# Required work:
Within the data below, find the string "vitro" and return each line where it occurs.

Data excerpts:
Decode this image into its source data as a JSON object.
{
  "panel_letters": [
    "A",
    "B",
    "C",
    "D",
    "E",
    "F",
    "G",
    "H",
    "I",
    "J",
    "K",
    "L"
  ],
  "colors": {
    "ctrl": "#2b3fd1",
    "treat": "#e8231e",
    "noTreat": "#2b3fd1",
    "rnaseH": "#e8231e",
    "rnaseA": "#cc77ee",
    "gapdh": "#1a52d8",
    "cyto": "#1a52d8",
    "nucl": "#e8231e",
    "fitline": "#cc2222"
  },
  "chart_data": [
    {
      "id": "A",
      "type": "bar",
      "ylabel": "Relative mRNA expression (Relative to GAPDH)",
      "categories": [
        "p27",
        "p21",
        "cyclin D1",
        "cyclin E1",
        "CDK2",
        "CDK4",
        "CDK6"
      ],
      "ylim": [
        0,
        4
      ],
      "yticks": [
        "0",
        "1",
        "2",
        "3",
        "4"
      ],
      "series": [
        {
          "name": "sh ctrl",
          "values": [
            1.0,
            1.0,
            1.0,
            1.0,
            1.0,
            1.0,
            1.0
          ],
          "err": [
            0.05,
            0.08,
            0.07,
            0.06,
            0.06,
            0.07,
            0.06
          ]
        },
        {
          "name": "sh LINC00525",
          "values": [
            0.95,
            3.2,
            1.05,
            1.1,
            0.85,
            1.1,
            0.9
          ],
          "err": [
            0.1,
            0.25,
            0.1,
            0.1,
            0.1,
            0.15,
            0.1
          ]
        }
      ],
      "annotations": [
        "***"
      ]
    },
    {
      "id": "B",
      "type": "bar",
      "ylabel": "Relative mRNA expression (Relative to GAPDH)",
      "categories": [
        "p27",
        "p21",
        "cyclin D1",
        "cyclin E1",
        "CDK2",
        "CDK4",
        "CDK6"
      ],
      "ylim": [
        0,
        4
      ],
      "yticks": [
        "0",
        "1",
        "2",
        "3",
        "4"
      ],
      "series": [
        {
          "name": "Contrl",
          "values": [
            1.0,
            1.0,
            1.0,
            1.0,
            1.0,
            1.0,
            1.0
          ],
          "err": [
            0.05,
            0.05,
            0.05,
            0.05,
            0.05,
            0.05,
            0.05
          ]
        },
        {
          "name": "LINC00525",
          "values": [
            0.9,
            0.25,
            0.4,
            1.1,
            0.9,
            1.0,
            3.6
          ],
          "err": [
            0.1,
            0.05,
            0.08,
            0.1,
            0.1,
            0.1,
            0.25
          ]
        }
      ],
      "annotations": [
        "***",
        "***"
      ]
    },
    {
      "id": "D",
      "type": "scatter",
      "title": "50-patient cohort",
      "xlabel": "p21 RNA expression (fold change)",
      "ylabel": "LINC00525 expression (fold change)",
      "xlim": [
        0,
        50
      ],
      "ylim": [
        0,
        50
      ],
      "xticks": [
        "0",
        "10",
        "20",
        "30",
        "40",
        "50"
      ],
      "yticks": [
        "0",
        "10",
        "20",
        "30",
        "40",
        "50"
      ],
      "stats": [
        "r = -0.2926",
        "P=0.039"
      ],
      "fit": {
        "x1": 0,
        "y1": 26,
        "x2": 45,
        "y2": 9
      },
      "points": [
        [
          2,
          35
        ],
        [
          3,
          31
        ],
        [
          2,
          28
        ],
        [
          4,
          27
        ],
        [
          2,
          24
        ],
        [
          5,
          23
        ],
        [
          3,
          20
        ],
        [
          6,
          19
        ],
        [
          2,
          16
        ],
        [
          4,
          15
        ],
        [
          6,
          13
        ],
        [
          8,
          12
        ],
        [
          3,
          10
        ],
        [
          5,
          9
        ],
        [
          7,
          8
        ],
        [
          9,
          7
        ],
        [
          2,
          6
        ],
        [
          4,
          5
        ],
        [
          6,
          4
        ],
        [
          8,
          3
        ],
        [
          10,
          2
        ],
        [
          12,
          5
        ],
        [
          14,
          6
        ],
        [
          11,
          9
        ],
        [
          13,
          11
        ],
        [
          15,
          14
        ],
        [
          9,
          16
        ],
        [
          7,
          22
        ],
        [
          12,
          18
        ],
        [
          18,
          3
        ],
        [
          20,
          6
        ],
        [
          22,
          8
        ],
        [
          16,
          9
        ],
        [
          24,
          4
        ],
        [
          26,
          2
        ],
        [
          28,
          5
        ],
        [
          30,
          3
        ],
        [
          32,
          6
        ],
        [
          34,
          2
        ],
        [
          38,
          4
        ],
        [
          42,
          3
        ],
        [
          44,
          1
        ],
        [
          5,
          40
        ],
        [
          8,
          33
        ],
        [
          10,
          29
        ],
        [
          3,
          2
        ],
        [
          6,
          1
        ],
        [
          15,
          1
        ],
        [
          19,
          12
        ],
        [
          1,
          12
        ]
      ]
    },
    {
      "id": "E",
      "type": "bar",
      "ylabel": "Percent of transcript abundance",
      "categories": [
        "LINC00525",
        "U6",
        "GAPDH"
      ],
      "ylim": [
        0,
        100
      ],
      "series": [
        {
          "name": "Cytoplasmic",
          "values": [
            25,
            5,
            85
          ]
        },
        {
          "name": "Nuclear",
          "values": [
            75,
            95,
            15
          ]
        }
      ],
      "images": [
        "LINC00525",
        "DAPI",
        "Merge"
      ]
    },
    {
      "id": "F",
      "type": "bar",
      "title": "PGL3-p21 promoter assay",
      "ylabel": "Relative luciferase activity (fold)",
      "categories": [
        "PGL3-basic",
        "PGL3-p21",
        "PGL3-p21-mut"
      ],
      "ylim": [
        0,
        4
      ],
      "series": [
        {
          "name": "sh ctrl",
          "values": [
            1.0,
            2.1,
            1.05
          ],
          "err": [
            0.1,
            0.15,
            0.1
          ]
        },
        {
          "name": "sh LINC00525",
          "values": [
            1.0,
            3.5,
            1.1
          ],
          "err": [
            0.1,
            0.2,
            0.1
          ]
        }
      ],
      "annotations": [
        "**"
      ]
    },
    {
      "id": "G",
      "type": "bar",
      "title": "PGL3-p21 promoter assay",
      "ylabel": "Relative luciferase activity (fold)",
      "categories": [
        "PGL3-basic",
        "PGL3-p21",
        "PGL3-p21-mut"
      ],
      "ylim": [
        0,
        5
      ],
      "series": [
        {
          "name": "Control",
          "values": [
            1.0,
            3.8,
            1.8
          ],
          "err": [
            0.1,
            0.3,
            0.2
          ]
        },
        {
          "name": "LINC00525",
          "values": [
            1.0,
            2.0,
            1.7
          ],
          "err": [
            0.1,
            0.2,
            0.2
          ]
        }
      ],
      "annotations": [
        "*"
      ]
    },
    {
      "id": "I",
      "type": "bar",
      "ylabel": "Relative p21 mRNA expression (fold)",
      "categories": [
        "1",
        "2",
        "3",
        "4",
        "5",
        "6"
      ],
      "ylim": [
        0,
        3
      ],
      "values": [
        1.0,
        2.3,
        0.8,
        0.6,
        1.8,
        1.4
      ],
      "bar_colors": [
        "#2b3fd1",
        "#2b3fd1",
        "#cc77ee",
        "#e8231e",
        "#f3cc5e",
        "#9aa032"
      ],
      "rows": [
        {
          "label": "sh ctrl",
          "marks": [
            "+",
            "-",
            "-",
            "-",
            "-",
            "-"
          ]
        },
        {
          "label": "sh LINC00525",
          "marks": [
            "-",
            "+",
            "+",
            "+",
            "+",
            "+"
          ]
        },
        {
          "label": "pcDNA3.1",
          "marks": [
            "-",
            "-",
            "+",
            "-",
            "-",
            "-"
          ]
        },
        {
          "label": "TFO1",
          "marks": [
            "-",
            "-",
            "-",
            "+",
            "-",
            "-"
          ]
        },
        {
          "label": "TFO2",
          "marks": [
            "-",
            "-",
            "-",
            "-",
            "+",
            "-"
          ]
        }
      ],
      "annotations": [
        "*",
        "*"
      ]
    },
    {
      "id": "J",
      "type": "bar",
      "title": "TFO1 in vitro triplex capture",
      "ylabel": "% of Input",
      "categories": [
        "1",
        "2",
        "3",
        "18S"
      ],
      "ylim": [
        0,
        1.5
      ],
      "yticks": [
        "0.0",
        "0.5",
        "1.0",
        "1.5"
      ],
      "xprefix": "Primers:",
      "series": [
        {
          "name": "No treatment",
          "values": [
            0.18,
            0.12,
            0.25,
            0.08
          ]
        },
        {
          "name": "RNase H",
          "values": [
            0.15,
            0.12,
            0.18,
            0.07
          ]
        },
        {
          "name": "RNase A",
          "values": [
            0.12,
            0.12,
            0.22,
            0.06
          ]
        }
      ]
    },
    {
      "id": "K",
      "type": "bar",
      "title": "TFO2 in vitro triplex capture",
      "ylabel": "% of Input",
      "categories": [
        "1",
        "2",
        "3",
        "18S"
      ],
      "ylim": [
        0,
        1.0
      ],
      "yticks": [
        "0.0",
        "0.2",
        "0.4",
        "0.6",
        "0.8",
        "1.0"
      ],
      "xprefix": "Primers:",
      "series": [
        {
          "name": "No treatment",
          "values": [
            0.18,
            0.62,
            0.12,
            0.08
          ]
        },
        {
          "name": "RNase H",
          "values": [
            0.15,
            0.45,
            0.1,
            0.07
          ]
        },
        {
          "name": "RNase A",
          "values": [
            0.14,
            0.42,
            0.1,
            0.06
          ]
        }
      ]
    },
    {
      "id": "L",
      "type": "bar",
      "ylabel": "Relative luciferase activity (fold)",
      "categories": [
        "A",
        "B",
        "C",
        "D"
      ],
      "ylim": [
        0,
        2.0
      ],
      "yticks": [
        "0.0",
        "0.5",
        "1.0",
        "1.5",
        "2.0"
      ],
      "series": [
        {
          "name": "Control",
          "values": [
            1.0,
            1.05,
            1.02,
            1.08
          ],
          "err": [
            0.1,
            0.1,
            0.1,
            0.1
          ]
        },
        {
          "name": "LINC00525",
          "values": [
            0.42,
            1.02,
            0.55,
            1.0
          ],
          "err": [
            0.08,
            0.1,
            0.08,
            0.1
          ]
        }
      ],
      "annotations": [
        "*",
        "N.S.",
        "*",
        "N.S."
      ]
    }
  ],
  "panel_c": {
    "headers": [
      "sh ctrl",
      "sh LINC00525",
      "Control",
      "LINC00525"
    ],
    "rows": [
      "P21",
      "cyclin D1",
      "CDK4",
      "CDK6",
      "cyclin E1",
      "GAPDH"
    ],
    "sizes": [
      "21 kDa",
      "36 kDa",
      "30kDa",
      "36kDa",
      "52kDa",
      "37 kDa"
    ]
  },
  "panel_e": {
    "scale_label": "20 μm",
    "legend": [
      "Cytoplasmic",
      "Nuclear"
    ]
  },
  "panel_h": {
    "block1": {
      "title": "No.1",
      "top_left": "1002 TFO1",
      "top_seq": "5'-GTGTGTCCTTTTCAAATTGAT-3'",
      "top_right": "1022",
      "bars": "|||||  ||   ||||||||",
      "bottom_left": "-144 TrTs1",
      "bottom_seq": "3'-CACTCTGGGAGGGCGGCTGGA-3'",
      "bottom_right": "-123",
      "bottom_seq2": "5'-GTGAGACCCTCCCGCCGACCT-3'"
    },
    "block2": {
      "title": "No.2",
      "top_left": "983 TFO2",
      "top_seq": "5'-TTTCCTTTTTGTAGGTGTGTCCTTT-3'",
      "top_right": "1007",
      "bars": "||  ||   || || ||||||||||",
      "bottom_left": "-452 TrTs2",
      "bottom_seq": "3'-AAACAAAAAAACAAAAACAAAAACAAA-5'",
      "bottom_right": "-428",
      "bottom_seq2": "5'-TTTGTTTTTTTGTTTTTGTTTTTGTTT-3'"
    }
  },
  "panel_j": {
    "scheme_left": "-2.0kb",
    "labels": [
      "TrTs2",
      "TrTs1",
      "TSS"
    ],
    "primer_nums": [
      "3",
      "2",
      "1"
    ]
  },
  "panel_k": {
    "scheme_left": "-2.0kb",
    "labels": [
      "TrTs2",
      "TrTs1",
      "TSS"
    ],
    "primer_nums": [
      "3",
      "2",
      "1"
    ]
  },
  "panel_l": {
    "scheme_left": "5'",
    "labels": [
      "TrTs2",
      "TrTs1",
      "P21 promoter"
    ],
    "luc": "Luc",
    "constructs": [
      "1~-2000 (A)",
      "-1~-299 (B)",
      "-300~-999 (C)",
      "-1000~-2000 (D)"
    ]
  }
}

# Task output:
      "title": "TFO1 in vitro triplex capture",
      "title": "TFO2 in vitro triplex capture",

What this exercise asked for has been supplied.